[Problem statement] Give all of the lines again exactly as they read.

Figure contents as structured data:
****************************************

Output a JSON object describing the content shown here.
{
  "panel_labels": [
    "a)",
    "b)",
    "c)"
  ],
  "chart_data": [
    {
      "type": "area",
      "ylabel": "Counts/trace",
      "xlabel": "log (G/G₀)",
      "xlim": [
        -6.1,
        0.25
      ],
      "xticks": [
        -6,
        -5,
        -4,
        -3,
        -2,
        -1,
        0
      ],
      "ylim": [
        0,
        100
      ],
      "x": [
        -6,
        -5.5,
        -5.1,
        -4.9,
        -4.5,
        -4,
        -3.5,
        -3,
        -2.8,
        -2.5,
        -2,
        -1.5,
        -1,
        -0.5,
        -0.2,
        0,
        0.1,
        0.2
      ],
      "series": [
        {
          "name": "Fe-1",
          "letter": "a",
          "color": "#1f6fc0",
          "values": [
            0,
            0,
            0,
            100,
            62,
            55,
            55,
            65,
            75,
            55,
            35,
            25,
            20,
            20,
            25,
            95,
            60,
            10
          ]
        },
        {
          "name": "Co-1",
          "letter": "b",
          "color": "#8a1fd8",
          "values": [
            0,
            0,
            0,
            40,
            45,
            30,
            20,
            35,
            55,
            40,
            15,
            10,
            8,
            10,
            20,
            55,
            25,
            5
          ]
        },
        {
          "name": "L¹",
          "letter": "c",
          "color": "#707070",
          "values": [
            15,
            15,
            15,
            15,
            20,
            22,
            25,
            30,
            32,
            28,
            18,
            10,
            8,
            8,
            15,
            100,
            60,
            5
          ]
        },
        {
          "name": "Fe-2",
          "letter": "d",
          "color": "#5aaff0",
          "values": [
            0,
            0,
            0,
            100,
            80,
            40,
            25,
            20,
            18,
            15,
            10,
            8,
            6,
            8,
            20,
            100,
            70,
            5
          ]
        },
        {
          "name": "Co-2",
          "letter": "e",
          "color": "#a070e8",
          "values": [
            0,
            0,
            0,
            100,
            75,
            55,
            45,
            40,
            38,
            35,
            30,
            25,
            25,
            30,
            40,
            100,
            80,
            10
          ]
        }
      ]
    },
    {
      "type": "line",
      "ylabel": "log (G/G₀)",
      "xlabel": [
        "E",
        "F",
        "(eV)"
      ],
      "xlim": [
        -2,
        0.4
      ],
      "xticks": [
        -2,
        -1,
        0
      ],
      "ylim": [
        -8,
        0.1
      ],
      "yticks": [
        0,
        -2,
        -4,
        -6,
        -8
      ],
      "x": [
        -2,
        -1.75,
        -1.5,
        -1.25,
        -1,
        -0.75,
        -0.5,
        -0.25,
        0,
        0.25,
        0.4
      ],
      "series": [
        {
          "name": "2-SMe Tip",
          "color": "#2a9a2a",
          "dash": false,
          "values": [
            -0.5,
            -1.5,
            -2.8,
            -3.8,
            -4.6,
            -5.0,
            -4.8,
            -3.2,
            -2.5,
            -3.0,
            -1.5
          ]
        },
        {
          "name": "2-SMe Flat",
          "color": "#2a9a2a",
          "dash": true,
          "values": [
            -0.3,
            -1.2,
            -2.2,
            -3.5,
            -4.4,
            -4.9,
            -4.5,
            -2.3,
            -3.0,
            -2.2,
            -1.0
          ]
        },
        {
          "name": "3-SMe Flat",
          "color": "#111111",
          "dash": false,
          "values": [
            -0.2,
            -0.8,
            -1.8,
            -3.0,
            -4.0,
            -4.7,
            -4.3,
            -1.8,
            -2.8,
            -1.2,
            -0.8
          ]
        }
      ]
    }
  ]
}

****************************************

[Answer to the task]
Output a JSON object describing the content shown here.
{
  "panel_labels": [
    "a)",
    "b)",
    "c)"
  ],
  "chart_data": [
    {
      "type": "area",
      "ylabel": "Counts/trace",
      "xlabel": "log (G/G₀)",
      "xlim": [
        -6.1,
        0.25
      ],
      "xticks": [
        -6,
        -5,
        -4,
        -3,
        -2,
        -1,
        0
      ],
      "ylim": [
        0,
        100
      ],
      "x": [
        -6,
        -5.5,
        -5.1,
        -4.9,
        -4.5,
        -4,
        -3.5,
        -3,
        -2.8,
        -2.5,
        -2,
        -1.5,
        -1,
        -0.5,
        -0.2,
        0,
        0.1,
        0.2
      ],
      "series": [
        {
          "name": "Fe-1",
          "letter": "a",
          "color": "#1f6fc0",
          "values": [
            0,
            0,
            0,
            100,
            62,
            55,
            55,
            65,
            75,
            55,
            35,
            25,
            20,
            20,
            25,
            95,
            60,
            10
          ]
        },
        {
          "name": "Co-1",
          "letter": "b",
          "color": "#8a1fd8",
          "values": [
            0,
            0,
            0,
            40,
            45,
            30,
            20,
            35,
            55,
            40,
            15,
            10,
            8,
            10,
            20,
            55,
            25,
            5
          ]
        },
        {
          "name": "L¹",
          "letter": "c",
          "color": "#707070",
          "values": [
            15,
            15,
            15,
            15,
            20,
            22,
            25,
            30,
            32,
            28,
            18,
            10,
            8,
            8,
            15,
            100,
            60,
            5
          ]
        },
        {
          "name": "Fe-2",
          "letter": "d",
          "color": "#5aaff0",
          "values": [
            0,
            0,
            0,
            100,
            80,
            40,
            25,
            20,
            18,
            15,
            10,
            8,
            6,
            8,
            20,
            100,
            70,
            5
          ]
        },
        {
          "name": "Co-2",
          "letter": "e",
          "color": "#a070e8",
          "values": [
            0,
            0,
            0,
            100,
            75,
            55,
            45,
            40,
            38,
            35,
            30,
            25,
            25,
            30,
            40,
            100,
            80,
            10
          ]
        }
      ]
    },
    {
      "type": "line",
      "ylabel": "log (G/G₀)",
      "xlabel": [
        "E",
        "F",
        "(eV)"
      ],
      "xlim": [
        -2,
        0.4
      ],
      "xticks": [
        -2,
        -1,
        0
      ],
      "ylim": [
        -8,
        0.1
      ],
      "yticks": [
        0,
        -2,
        -4,
        -6,
        -8
      ],
      "x": [
        -2,
        -1.75,
        -1.5,
        -1.25,
        -1,
        -0.75,
        -0.5,
        -0.25,
        0,
        0.25,
        0.4
      ],
      "series": [
        {
          "name": "2-SMe Tip",
          "color": "#2a9a2a",
          "dash": false,
          "values": [
            -0.5,
            -1.5,
            -2.8,
            -3.8,
            -4.6,
            -5.0,
            -4.8,
            -3.2,
            -2.5,
            -3.0,
            -1.5
          ]
        },
        {
          "name": "2-SMe Flat",
          "color": "#2a9a2a",
          "dash": true,
          "values": [
            -0.3,
            -1.2,
            -2.2,
            -3.5,
            -4.4,
            -4.9,
            -4.5,
            -2.3,
            -3.0,
            -2.2,
            -1.0
          ]
        },
        {
          "name": "3-SMe Flat",
          "color": "#111111",
          "dash": false,
          "values": [
            -0.2,
            -0.8,
            -1.8,
            -3.0,
            -4.0,
            -4.7,
            -4.3,
            -1.8,
            -2.8,
            -1.2,
            -0.8
          ]
        }
      ]
    }
  ]
}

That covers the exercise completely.